CHALLENGE |
Write out all the entries word for word and omit any pictures.

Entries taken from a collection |
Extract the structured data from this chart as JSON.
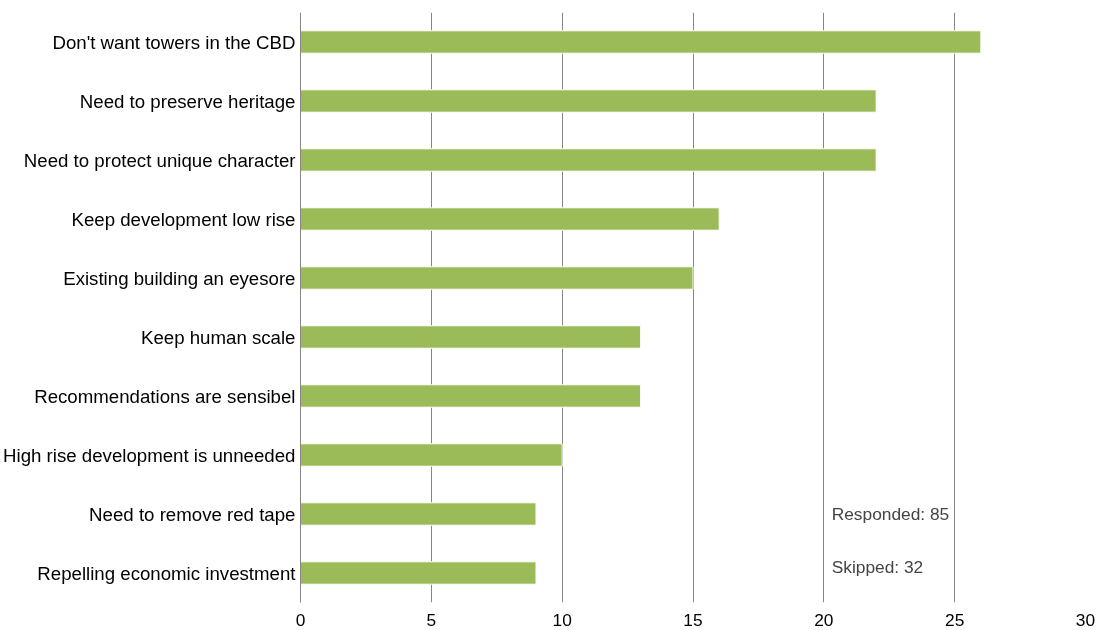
{
  "chart_data": {
    "type": "bar",
    "orientation": "horizontal",
    "categories": [
      "Don't want towers in the CBD",
      "Need to preserve heritage",
      "Need to protect unique character",
      "Keep development low rise",
      "Existing building an eyesore",
      "Keep human scale",
      "Recommendations are sensibel",
      "High rise development is unneeded",
      "Need to remove red tape",
      "Repelling economic investment"
    ],
    "values": [
      26,
      22,
      22,
      16,
      15,
      13,
      13,
      10,
      9,
      9
    ],
    "color": "#9bbb59",
    "xlim": [
      0,
      30
    ],
    "xticks": [
      0,
      5,
      10,
      15,
      20,
      25,
      30
    ],
    "grid": "x",
    "annotations": [
      "Responded: 85",
      "Skipped: 32"
    ]
  }
}
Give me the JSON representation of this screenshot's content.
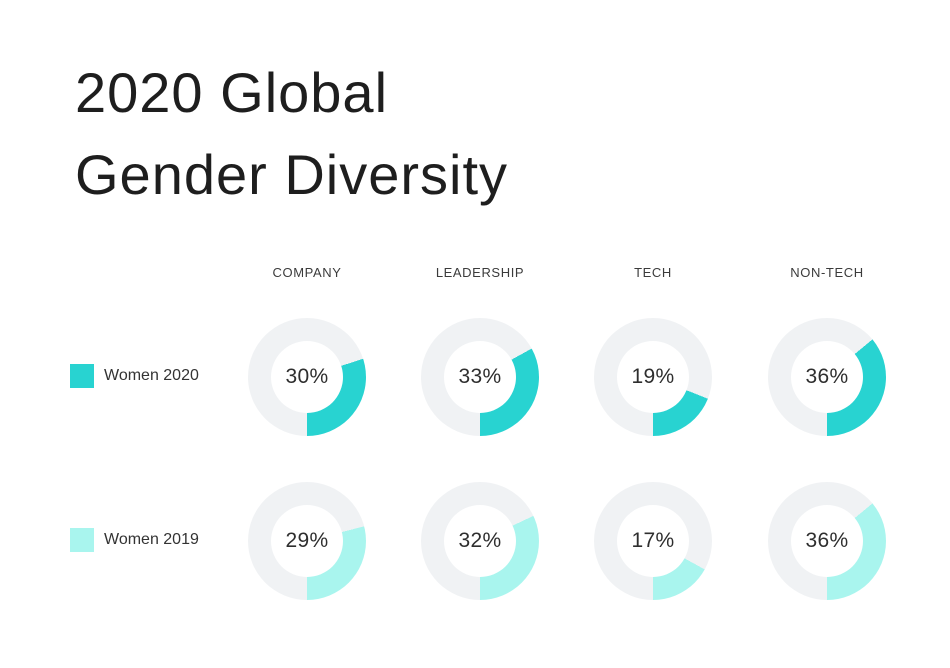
{
  "page": {
    "background": "#FFFFFF"
  },
  "title": {
    "line1": "2020 Global",
    "line2": "Gender Diversity"
  },
  "chart_data": {
    "type": "donut",
    "title": "2020 Global Gender Diversity",
    "categories": [
      "COMPANY",
      "LEADERSHIP",
      "TECH",
      "NON-TECH"
    ],
    "series": [
      {
        "name": "Women 2020",
        "color": "#28D3D1",
        "values": [
          30,
          33,
          19,
          36
        ]
      },
      {
        "name": "Women 2019",
        "color": "#A9F5EE",
        "values": [
          29,
          32,
          17,
          36
        ]
      }
    ],
    "value_suffix": "%",
    "track_color": "#F0F2F4",
    "arc": {
      "end_angle_deg": 180,
      "direction": "clockwise"
    },
    "legend_position": "left",
    "value_labels": "center",
    "grid": false
  }
}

COMPLETED TASK |
Extract the structured data from this chart as JSON.
{
  "chart_data": {
    "type": "bar",
    "orientation": "horizontal",
    "categories": [
      "Don't want towers in the CBD",
      "Need to preserve heritage",
      "Need to protect unique character",
      "Keep development low rise",
      "Existing building an eyesore",
      "Keep human scale",
      "Recommendations are sensibel",
      "High rise development is unneeded",
      "Need to remove red tape",
      "Repelling economic investment"
    ],
    "values": [
      26,
      22,
      22,
      16,
      15,
      13,
      13,
      10,
      9,
      9
    ],
    "color": "#9bbb59",
    "xlim": [
      0,
      30
    ],
    "xticks": [
      0,
      5,
      10,
      15,
      20,
      25,
      30
    ],
    "grid": "x",
    "annotations": [
      "Responded: 85",
      "Skipped: 32"
    ]
  }
}
Give me the JSON representation of this screenshot's content.
{
  "page": {
    "background": "#FFFFFF"
  },
  "title": {
    "line1": "2020 Global",
    "line2": "Gender Diversity"
  },
  "chart_data": {
    "type": "donut",
    "title": "2020 Global Gender Diversity",
    "categories": [
      "COMPANY",
      "LEADERSHIP",
      "TECH",
      "NON-TECH"
    ],
    "series": [
      {
        "name": "Women 2020",
        "color": "#28D3D1",
        "values": [
          30,
          33,
          19,
          36
        ]
      },
      {
        "name": "Women 2019",
        "color": "#A9F5EE",
        "values": [
          29,
          32,
          17,
          36
        ]
      }
    ],
    "value_suffix": "%",
    "track_color": "#F0F2F4",
    "arc": {
      "end_angle_deg": 180,
      "direction": "clockwise"
    },
    "legend_position": "left",
    "value_labels": "center",
    "grid": false
  }
}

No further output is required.